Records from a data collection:
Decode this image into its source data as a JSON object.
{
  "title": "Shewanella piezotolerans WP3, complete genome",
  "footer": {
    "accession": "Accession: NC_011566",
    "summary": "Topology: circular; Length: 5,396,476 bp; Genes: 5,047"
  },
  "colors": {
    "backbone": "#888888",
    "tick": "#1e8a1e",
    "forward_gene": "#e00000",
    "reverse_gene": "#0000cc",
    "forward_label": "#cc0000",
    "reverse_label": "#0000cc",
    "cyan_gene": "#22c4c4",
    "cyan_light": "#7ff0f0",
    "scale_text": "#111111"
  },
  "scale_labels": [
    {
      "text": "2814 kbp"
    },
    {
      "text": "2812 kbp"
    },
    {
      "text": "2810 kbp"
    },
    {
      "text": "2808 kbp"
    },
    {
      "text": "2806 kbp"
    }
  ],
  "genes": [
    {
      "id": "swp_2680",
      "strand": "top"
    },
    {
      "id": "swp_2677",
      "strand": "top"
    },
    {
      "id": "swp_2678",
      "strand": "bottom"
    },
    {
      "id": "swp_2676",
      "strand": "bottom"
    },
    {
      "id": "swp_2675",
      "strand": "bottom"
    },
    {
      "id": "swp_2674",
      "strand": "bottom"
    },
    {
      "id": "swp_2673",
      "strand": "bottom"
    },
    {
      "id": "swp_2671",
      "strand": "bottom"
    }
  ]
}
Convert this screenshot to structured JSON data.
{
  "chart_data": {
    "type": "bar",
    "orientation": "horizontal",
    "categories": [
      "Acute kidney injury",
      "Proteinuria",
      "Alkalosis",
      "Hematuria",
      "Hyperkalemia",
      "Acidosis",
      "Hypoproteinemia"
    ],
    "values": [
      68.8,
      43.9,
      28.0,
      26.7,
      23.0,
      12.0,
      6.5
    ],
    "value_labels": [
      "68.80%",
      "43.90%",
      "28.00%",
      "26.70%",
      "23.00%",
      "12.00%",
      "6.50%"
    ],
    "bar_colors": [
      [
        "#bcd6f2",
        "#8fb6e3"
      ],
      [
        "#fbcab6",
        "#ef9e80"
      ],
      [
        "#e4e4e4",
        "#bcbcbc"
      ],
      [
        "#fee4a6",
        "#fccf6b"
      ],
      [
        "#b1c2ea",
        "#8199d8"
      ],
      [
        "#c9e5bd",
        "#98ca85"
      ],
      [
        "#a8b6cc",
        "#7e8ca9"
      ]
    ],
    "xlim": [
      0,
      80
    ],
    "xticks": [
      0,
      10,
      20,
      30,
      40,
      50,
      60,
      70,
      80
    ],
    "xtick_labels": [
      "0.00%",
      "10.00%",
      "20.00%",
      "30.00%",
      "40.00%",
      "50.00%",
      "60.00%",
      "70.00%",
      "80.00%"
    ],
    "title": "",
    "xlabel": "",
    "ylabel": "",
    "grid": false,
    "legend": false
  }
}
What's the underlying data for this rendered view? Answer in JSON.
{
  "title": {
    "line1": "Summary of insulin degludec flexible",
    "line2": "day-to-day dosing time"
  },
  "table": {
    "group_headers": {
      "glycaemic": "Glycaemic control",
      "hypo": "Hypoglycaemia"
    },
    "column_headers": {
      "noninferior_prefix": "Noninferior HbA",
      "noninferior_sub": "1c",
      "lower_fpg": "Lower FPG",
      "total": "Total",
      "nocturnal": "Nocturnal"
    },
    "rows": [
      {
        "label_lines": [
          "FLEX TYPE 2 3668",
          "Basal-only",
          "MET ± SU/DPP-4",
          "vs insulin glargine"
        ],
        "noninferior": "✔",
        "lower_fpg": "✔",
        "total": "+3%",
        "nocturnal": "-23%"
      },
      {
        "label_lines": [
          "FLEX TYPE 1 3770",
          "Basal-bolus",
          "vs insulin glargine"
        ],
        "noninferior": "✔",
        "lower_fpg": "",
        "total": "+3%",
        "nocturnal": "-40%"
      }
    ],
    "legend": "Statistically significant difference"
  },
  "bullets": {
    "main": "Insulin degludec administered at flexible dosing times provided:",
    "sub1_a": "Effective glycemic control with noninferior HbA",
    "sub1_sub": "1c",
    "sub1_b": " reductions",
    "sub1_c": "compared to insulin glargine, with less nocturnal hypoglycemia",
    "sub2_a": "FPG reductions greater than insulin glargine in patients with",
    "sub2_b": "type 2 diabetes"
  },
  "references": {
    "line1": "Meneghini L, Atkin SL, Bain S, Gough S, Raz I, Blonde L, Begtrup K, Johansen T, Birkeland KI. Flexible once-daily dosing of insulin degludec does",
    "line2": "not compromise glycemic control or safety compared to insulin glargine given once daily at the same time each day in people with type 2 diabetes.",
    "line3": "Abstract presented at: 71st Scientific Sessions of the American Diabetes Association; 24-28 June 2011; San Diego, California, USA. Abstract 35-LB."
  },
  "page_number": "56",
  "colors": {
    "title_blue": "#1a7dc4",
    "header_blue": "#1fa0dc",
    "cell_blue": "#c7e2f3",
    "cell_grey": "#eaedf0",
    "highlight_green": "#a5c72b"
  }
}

▸ **TASK ITEM**
Would you transcribe the entries above exactly as they appear?

▸ **WRITTEN ANSWER**
Decode this image into its source data as a JSON object.
{
  "title": "Shewanella piezotolerans WP3, complete genome",
  "footer": {
    "accession": "Accession: NC_011566",
    "summary": "Topology: circular; Length: 5,396,476 bp; Genes: 5,047"
  },
  "colors": {
    "backbone": "#888888",
    "tick": "#1e8a1e",
    "forward_gene": "#e00000",
    "reverse_gene": "#0000cc",
    "forward_label": "#cc0000",
    "reverse_label": "#0000cc",
    "cyan_gene": "#22c4c4",
    "cyan_light": "#7ff0f0",
    "scale_text": "#111111"
  },
  "scale_labels": [
    {
      "text": "2814 kbp"
    },
    {
      "text": "2812 kbp"
    },
    {
      "text": "2810 kbp"
    },
    {
      "text": "2808 kbp"
    },
    {
      "text": "2806 kbp"
    }
  ],
  "genes": [
    {
      "id": "swp_2680",
      "strand": "top"
    },
    {
      "id": "swp_2677",
      "strand": "top"
    },
    {
      "id": "swp_2678",
      "strand": "bottom"
    },
    {
      "id": "swp_2676",
      "strand": "bottom"
    },
    {
      "id": "swp_2675",
      "strand": "bottom"
    },
    {
      "id": "swp_2674",
      "strand": "bottom"
    },
    {
      "id": "swp_2673",
      "strand": "bottom"
    },
    {
      "id": "swp_2671",
      "strand": "bottom"
    }
  ]
}
Convert this screenshot to structured JSON data.
{
  "chart_data": {
    "type": "bar",
    "orientation": "horizontal",
    "categories": [
      "Acute kidney injury",
      "Proteinuria",
      "Alkalosis",
      "Hematuria",
      "Hyperkalemia",
      "Acidosis",
      "Hypoproteinemia"
    ],
    "values": [
      68.8,
      43.9,
      28.0,
      26.7,
      23.0,
      12.0,
      6.5
    ],
    "value_labels": [
      "68.80%",
      "43.90%",
      "28.00%",
      "26.70%",
      "23.00%",
      "12.00%",
      "6.50%"
    ],
    "bar_colors": [
      [
        "#bcd6f2",
        "#8fb6e3"
      ],
      [
        "#fbcab6",
        "#ef9e80"
      ],
      [
        "#e4e4e4",
        "#bcbcbc"
      ],
      [
        "#fee4a6",
        "#fccf6b"
      ],
      [
        "#b1c2ea",
        "#8199d8"
      ],
      [
        "#c9e5bd",
        "#98ca85"
      ],
      [
        "#a8b6cc",
        "#7e8ca9"
      ]
    ],
    "xlim": [
      0,
      80
    ],
    "xticks": [
      0,
      10,
      20,
      30,
      40,
      50,
      60,
      70,
      80
    ],
    "xtick_labels": [
      "0.00%",
      "10.00%",
      "20.00%",
      "30.00%",
      "40.00%",
      "50.00%",
      "60.00%",
      "70.00%",
      "80.00%"
    ],
    "title": "",
    "xlabel": "",
    "ylabel": "",
    "grid": false,
    "legend": false
  }
}
What's the underlying data for this rendered view? Answer in JSON.
{
  "title": {
    "line1": "Summary of insulin degludec flexible",
    "line2": "day-to-day dosing time"
  },
  "table": {
    "group_headers": {
      "glycaemic": "Glycaemic control",
      "hypo": "Hypoglycaemia"
    },
    "column_headers": {
      "noninferior_prefix": "Noninferior HbA",
      "noninferior_sub": "1c",
      "lower_fpg": "Lower FPG",
      "total": "Total",
      "nocturnal": "Nocturnal"
    },
    "rows": [
      {
        "label_lines": [
          "FLEX TYPE 2 3668",
          "Basal-only",
          "MET ± SU/DPP-4",
          "vs insulin glargine"
        ],
        "noninferior": "✔",
        "lower_fpg": "✔",
        "total": "+3%",
        "nocturnal": "-23%"
      },
      {
        "label_lines": [
          "FLEX TYPE 1 3770",
          "Basal-bolus",
          "vs insulin glargine"
        ],
        "noninferior": "✔",
        "lower_fpg": "",
        "total": "+3%",
        "nocturnal": "-40%"
      }
    ],
    "legend": "Statistically significant difference"
  },
  "bullets": {
    "main": "Insulin degludec administered at flexible dosing times provided:",
    "sub1_a": "Effective glycemic control with noninferior HbA",
    "sub1_sub": "1c",
    "sub1_b": " reductions",
    "sub1_c": "compared to insulin glargine, with less nocturnal hypoglycemia",
    "sub2_a": "FPG reductions greater than insulin glargine in patients with",
    "sub2_b": "type 2 diabetes"
  },
  "references": {
    "line1": "Meneghini L, Atkin SL, Bain S, Gough S, Raz I, Blonde L, Begtrup K, Johansen T, Birkeland KI. Flexible once-daily dosing of insulin degludec does",
    "line2": "not compromise glycemic control or safety compared to insulin glargine given once daily at the same time each day in people with type 2 diabetes.",
    "line3": "Abstract presented at: 71st Scientific Sessions of the American Diabetes Association; 24-28 June 2011; San Diego, California, USA. Abstract 35-LB."
  },
  "page_number": "56",
  "colors": {
    "title_blue": "#1a7dc4",
    "header_blue": "#1fa0dc",
    "cell_blue": "#c7e2f3",
    "cell_grey": "#eaedf0",
    "highlight_green": "#a5c72b"
  }
}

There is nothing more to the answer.